Given problem:
Extract every line from the records below that contains the word "کلیدواژه".

%%

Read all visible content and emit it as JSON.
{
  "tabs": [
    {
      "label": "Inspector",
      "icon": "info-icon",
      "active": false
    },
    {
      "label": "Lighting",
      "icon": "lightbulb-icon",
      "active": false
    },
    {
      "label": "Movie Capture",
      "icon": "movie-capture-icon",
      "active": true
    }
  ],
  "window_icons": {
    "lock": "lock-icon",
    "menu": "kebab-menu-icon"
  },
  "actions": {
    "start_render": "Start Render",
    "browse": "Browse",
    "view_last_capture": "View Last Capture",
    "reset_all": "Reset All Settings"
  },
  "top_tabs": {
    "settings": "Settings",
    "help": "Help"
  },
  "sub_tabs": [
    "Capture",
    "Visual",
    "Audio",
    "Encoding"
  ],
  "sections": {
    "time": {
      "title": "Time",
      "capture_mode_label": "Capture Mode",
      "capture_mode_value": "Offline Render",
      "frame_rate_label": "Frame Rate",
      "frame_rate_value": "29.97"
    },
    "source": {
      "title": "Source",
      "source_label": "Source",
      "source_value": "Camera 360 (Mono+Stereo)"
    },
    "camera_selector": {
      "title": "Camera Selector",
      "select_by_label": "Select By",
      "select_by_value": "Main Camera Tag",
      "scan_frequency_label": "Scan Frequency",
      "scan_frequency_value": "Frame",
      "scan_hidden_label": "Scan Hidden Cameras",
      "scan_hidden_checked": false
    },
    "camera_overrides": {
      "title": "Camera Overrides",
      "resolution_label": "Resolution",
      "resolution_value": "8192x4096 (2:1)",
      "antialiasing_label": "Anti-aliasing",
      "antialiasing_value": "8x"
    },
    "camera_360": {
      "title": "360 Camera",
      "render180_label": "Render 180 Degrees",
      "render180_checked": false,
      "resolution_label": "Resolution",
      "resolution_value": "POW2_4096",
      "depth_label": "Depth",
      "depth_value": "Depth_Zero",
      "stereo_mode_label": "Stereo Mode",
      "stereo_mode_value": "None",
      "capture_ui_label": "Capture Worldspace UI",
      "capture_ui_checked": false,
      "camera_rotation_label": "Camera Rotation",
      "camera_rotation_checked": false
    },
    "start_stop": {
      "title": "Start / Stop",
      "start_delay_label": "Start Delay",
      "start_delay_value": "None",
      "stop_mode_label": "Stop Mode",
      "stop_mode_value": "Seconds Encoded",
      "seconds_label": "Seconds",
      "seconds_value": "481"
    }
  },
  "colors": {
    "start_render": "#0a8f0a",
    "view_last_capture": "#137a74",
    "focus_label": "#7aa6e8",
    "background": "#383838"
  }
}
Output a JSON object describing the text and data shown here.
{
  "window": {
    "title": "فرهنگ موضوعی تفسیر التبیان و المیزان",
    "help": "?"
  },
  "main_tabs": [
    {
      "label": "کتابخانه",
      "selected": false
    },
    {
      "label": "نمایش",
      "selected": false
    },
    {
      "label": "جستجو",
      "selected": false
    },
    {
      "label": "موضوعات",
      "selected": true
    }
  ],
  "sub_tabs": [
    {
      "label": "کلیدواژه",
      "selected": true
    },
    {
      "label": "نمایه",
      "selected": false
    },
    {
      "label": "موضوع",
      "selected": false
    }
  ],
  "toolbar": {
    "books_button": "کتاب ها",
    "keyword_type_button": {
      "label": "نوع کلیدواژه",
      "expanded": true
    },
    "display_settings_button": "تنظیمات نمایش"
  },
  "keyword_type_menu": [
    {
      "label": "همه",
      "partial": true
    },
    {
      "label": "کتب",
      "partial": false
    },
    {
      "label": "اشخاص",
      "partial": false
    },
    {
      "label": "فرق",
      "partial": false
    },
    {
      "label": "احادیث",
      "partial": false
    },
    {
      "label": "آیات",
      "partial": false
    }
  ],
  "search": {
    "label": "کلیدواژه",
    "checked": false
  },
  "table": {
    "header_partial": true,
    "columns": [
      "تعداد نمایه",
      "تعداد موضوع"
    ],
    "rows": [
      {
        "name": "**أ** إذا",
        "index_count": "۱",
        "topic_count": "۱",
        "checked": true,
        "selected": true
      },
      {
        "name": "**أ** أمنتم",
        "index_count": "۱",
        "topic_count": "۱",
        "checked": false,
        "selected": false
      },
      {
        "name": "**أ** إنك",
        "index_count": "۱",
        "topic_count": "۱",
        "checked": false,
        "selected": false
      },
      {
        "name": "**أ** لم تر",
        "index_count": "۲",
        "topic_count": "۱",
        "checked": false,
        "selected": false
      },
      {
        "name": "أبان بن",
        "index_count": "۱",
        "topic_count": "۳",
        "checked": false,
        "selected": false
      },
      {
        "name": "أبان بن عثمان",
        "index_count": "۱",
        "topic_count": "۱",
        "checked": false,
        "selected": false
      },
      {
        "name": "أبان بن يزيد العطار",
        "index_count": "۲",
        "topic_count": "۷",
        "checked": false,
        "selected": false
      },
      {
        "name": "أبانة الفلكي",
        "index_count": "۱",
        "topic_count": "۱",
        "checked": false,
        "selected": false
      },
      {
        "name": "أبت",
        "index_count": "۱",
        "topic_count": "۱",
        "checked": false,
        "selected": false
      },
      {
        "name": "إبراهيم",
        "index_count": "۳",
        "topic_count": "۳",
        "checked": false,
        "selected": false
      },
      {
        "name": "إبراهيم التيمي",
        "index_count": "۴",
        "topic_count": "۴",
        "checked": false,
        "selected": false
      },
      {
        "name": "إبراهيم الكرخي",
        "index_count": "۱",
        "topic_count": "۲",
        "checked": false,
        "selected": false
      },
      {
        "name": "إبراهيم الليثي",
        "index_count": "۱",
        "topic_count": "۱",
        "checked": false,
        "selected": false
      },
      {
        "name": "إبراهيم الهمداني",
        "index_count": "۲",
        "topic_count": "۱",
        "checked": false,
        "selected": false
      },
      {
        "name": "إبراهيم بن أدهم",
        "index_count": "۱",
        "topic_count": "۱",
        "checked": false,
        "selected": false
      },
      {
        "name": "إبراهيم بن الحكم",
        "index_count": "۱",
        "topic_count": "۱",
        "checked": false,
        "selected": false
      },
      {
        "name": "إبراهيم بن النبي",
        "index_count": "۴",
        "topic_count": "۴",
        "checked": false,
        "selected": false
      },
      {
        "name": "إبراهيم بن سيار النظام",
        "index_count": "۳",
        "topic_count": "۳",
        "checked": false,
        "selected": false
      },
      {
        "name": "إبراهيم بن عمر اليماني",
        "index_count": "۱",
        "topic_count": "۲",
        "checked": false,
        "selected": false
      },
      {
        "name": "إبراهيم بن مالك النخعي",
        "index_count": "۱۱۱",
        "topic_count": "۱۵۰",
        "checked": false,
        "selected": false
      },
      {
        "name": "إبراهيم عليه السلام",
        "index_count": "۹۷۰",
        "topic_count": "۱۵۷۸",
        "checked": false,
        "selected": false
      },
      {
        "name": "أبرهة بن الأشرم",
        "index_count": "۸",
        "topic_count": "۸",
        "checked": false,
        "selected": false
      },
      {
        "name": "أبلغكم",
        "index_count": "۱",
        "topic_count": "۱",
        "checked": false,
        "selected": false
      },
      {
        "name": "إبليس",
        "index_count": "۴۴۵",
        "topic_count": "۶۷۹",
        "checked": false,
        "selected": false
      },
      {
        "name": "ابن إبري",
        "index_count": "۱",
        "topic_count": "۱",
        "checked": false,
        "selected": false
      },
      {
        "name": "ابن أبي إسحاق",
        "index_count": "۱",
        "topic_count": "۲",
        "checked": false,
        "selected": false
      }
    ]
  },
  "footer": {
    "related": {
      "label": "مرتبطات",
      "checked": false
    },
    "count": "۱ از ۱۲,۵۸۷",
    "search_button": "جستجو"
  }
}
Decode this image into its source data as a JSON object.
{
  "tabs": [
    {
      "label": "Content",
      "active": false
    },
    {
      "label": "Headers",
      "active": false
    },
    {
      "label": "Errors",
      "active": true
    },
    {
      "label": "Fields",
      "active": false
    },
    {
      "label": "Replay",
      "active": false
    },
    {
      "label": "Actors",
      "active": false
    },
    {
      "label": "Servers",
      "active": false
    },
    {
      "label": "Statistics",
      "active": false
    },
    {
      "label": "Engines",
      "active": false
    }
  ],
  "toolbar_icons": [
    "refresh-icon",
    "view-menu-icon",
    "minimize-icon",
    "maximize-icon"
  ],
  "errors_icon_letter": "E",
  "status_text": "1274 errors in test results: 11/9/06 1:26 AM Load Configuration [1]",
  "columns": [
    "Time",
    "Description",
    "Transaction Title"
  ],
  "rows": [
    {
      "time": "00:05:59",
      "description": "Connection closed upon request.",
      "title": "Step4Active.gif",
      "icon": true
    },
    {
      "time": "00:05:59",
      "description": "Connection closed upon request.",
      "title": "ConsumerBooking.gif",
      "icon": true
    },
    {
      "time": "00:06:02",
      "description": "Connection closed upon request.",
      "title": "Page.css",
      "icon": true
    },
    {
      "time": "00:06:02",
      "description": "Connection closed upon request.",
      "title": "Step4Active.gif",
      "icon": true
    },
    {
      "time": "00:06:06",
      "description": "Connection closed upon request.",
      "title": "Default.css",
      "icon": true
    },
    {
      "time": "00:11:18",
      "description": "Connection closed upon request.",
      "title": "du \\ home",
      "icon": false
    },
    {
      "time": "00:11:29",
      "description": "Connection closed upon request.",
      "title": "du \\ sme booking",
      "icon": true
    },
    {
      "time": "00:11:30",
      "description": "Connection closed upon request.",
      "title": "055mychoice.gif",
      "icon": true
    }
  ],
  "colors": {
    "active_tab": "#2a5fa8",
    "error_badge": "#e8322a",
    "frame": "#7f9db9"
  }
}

%%

Task result:
      "label": "کلیدواژه",
      "label": "نوع کلیدواژه",
    "label": "کلیدواژه",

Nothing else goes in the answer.